Written task —
Give the number of lines in the listing below that include the word "this", with nothing more.

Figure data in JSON
━━━━━━━━

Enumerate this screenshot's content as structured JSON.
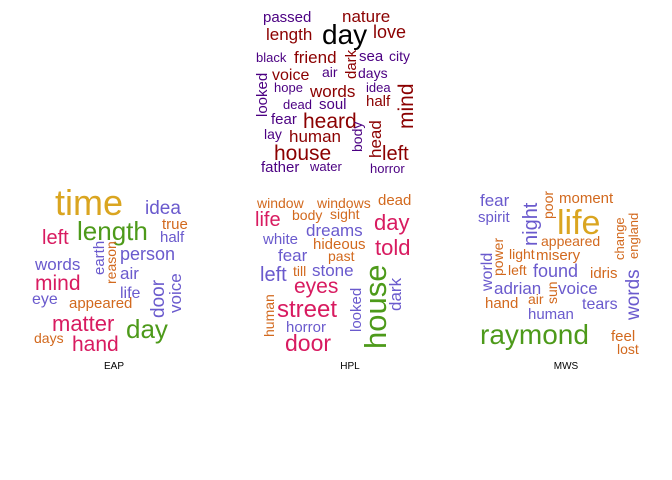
{
  "clouds": [
    {
      "id": "top",
      "caption": "",
      "words": [
        {
          "text": "passed",
          "color": "#4b0082"
        },
        {
          "text": "nature",
          "color": "#8b0000"
        },
        {
          "text": "day",
          "color": "#000000"
        },
        {
          "text": "length",
          "color": "#8b0000"
        },
        {
          "text": "love",
          "color": "#8b0000"
        },
        {
          "text": "black",
          "color": "#4b0082"
        },
        {
          "text": "friend",
          "color": "#8b0000"
        },
        {
          "text": "sea",
          "color": "#4b0082"
        },
        {
          "text": "city",
          "color": "#4b0082"
        },
        {
          "text": "dark",
          "color": "#8b0000"
        },
        {
          "text": "voice",
          "color": "#8b0000"
        },
        {
          "text": "air",
          "color": "#4b0082"
        },
        {
          "text": "days",
          "color": "#4b0082"
        },
        {
          "text": "hope",
          "color": "#4b0082"
        },
        {
          "text": "words",
          "color": "#8b0000"
        },
        {
          "text": "idea",
          "color": "#4b0082"
        },
        {
          "text": "looked",
          "color": "#4b0082"
        },
        {
          "text": "mind",
          "color": "#8b0000"
        },
        {
          "text": "dead",
          "color": "#4b0082"
        },
        {
          "text": "soul",
          "color": "#4b0082"
        },
        {
          "text": "half",
          "color": "#8b0000"
        },
        {
          "text": "fear",
          "color": "#4b0082"
        },
        {
          "text": "heard",
          "color": "#8b0000"
        },
        {
          "text": "lay",
          "color": "#4b0082"
        },
        {
          "text": "human",
          "color": "#8b0000"
        },
        {
          "text": "body",
          "color": "#4b0082"
        },
        {
          "text": "head",
          "color": "#8b0000"
        },
        {
          "text": "house",
          "color": "#8b0000"
        },
        {
          "text": "left",
          "color": "#8b0000"
        },
        {
          "text": "father",
          "color": "#4b0082"
        },
        {
          "text": "water",
          "color": "#4b0082"
        },
        {
          "text": "horror",
          "color": "#4b0082"
        }
      ]
    },
    {
      "id": "eap",
      "caption": "EAP",
      "words": [
        {
          "text": "time",
          "color": "#daa520"
        },
        {
          "text": "idea",
          "color": "#6a5acd"
        },
        {
          "text": "true",
          "color": "#d2691e"
        },
        {
          "text": "left",
          "color": "#d81b60"
        },
        {
          "text": "length",
          "color": "#4d9a1a"
        },
        {
          "text": "half",
          "color": "#6a5acd"
        },
        {
          "text": "earth",
          "color": "#6a5acd"
        },
        {
          "text": "reason",
          "color": "#d2691e"
        },
        {
          "text": "person",
          "color": "#6a5acd"
        },
        {
          "text": "words",
          "color": "#6a5acd"
        },
        {
          "text": "air",
          "color": "#6a5acd"
        },
        {
          "text": "mind",
          "color": "#d81b60"
        },
        {
          "text": "life",
          "color": "#6a5acd"
        },
        {
          "text": "door",
          "color": "#6a5acd"
        },
        {
          "text": "voice",
          "color": "#6a5acd"
        },
        {
          "text": "eye",
          "color": "#6a5acd"
        },
        {
          "text": "appeared",
          "color": "#d2691e"
        },
        {
          "text": "matter",
          "color": "#d81b60"
        },
        {
          "text": "day",
          "color": "#4d9a1a"
        },
        {
          "text": "days",
          "color": "#d2691e"
        },
        {
          "text": "hand",
          "color": "#d81b60"
        }
      ]
    },
    {
      "id": "hpl",
      "caption": "HPL",
      "words": [
        {
          "text": "window",
          "color": "#d2691e"
        },
        {
          "text": "windows",
          "color": "#d2691e"
        },
        {
          "text": "dead",
          "color": "#d2691e"
        },
        {
          "text": "life",
          "color": "#d81b60"
        },
        {
          "text": "body",
          "color": "#d2691e"
        },
        {
          "text": "sight",
          "color": "#d2691e"
        },
        {
          "text": "day",
          "color": "#d81b60"
        },
        {
          "text": "white",
          "color": "#6a5acd"
        },
        {
          "text": "dreams",
          "color": "#6a5acd"
        },
        {
          "text": "hideous",
          "color": "#d2691e"
        },
        {
          "text": "told",
          "color": "#d81b60"
        },
        {
          "text": "fear",
          "color": "#6a5acd"
        },
        {
          "text": "past",
          "color": "#d2691e"
        },
        {
          "text": "left",
          "color": "#6a5acd"
        },
        {
          "text": "till",
          "color": "#d2691e"
        },
        {
          "text": "stone",
          "color": "#6a5acd"
        },
        {
          "text": "house",
          "color": "#4d9a1a"
        },
        {
          "text": "dark",
          "color": "#6a5acd"
        },
        {
          "text": "eyes",
          "color": "#d81b60"
        },
        {
          "text": "human",
          "color": "#d2691e"
        },
        {
          "text": "looked",
          "color": "#6a5acd"
        },
        {
          "text": "street",
          "color": "#d81b60"
        },
        {
          "text": "horror",
          "color": "#6a5acd"
        },
        {
          "text": "door",
          "color": "#d81b60"
        }
      ]
    },
    {
      "id": "mws",
      "caption": "MWS",
      "words": [
        {
          "text": "fear",
          "color": "#6a5acd"
        },
        {
          "text": "poor",
          "color": "#d2691e"
        },
        {
          "text": "moment",
          "color": "#d2691e"
        },
        {
          "text": "spirit",
          "color": "#6a5acd"
        },
        {
          "text": "night",
          "color": "#6a5acd"
        },
        {
          "text": "life",
          "color": "#daa520"
        },
        {
          "text": "change",
          "color": "#d2691e"
        },
        {
          "text": "england",
          "color": "#d2691e"
        },
        {
          "text": "appeared",
          "color": "#d2691e"
        },
        {
          "text": "world",
          "color": "#6a5acd"
        },
        {
          "text": "power",
          "color": "#d2691e"
        },
        {
          "text": "light",
          "color": "#d2691e"
        },
        {
          "text": "misery",
          "color": "#d2691e"
        },
        {
          "text": "left",
          "color": "#d2691e"
        },
        {
          "text": "found",
          "color": "#6a5acd"
        },
        {
          "text": "idris",
          "color": "#d2691e"
        },
        {
          "text": "words",
          "color": "#6a5acd"
        },
        {
          "text": "adrian",
          "color": "#6a5acd"
        },
        {
          "text": "sun",
          "color": "#d2691e"
        },
        {
          "text": "voice",
          "color": "#6a5acd"
        },
        {
          "text": "hand",
          "color": "#d2691e"
        },
        {
          "text": "air",
          "color": "#d2691e"
        },
        {
          "text": "tears",
          "color": "#6a5acd"
        },
        {
          "text": "human",
          "color": "#6a5acd"
        },
        {
          "text": "raymond",
          "color": "#4d9a1a"
        },
        {
          "text": "feel",
          "color": "#d2691e"
        },
        {
          "text": "lost",
          "color": "#d2691e"
        }
      ]
    }
  ]
}
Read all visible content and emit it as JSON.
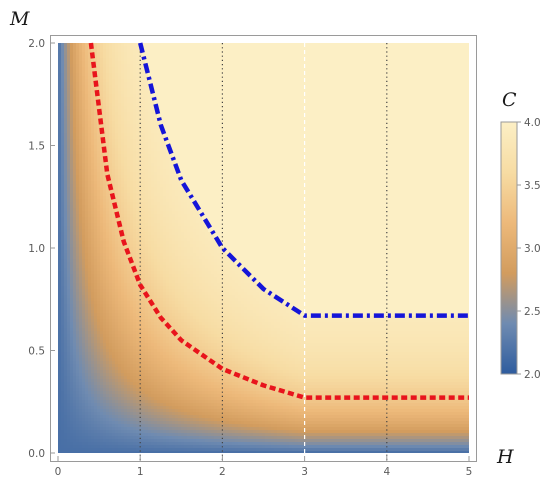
{
  "chart_data": {
    "type": "heatmap",
    "xlabel": "H",
    "ylabel": "M",
    "colorbar_label": "C",
    "xlim": [
      0,
      5
    ],
    "ylim": [
      0,
      2
    ],
    "xticks": [
      "0",
      "1",
      "2",
      "3",
      "4",
      "5"
    ],
    "yticks": [
      "0.0",
      "0.5",
      "1.0",
      "1.5",
      "2.0"
    ],
    "colorbar_range": [
      2.0,
      4.0
    ],
    "colorbar_ticks": [
      "2.0",
      "2.5",
      "3.0",
      "3.5",
      "4.0"
    ],
    "colormap": [
      "#2e5c9e",
      "#6f8bb1",
      "#d29c5e",
      "#edb97a",
      "#f7dca3",
      "#fcefc5"
    ],
    "vertical_reference_lines_x": [
      1,
      2,
      3,
      4
    ],
    "curves": [
      {
        "style": "dashed",
        "color": "#e8141c",
        "x": [
          0.4,
          0.6,
          0.8,
          1.0,
          1.25,
          1.5,
          2.0,
          2.5,
          3.0,
          5.0
        ],
        "y": [
          2.0,
          1.36,
          1.03,
          0.82,
          0.66,
          0.55,
          0.41,
          0.33,
          0.27,
          0.27
        ]
      },
      {
        "style": "dash-dot",
        "color": "#1515d8",
        "x": [
          1.0,
          1.25,
          1.5,
          2.0,
          2.5,
          3.0,
          5.0
        ],
        "y": [
          2.0,
          1.6,
          1.33,
          1.0,
          0.8,
          0.67,
          0.67
        ]
      }
    ]
  }
}
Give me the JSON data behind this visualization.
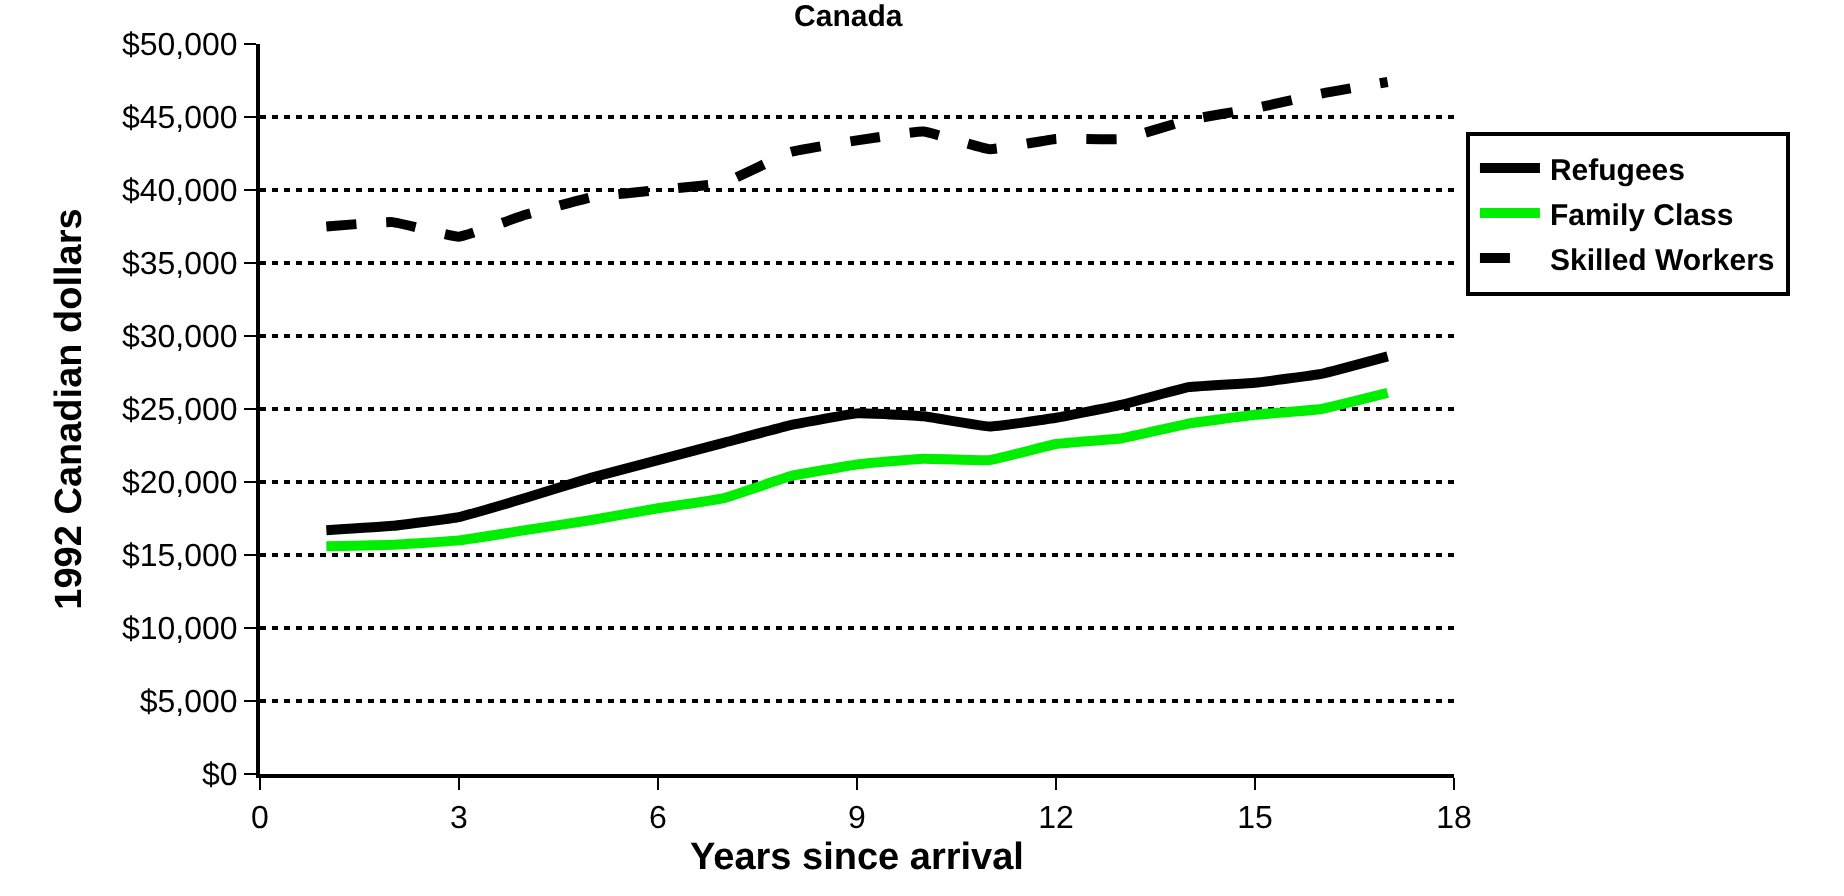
{
  "chart_data": {
    "type": "line",
    "title": "Canada",
    "xlabel": "Years since arrival",
    "ylabel": "1992 Canadian dollars",
    "x": [
      1,
      2,
      3,
      4,
      5,
      6,
      7,
      8,
      9,
      10,
      11,
      12,
      13,
      14,
      15,
      16,
      17
    ],
    "series": [
      {
        "name": "Refugees",
        "color": "#000000",
        "line_style": "solid",
        "values": [
          16700,
          17000,
          17600,
          18900,
          20300,
          21500,
          22700,
          23900,
          24700,
          24500,
          23800,
          24400,
          25300,
          26500,
          26800,
          27400,
          28600
        ]
      },
      {
        "name": "Family Class",
        "color": "#00ee00",
        "line_style": "solid",
        "values": [
          15600,
          15700,
          16000,
          16700,
          17400,
          18200,
          18900,
          20400,
          21200,
          21600,
          21500,
          22600,
          23000,
          24000,
          24600,
          25000,
          26100
        ]
      },
      {
        "name": "Skilled Workers",
        "color": "#000000",
        "line_style": "dashed",
        "values": [
          37500,
          37800,
          36800,
          38300,
          39500,
          40000,
          40500,
          42600,
          43400,
          44000,
          42800,
          43500,
          43500,
          44800,
          45600,
          46600,
          47400
        ]
      }
    ],
    "xlim": [
      0,
      18
    ],
    "xticks": [
      0,
      3,
      6,
      9,
      12,
      15,
      18
    ],
    "ylim": [
      0,
      50000
    ],
    "yticks": [
      {
        "value": 0,
        "label": "$0"
      },
      {
        "value": 5000,
        "label": "$5,000"
      },
      {
        "value": 10000,
        "label": "$10,000"
      },
      {
        "value": 15000,
        "label": "$15,000"
      },
      {
        "value": 20000,
        "label": "$20,000"
      },
      {
        "value": 25000,
        "label": "$25,000"
      },
      {
        "value": 30000,
        "label": "$30,000"
      },
      {
        "value": 35000,
        "label": "$35,000"
      },
      {
        "value": 40000,
        "label": "$40,000"
      },
      {
        "value": 45000,
        "label": "$45,000"
      },
      {
        "value": 50000,
        "label": "$50,000"
      }
    ],
    "grid": "y",
    "legend": "right",
    "marker": "none"
  }
}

━━━━━━━━

Answer to the task —
2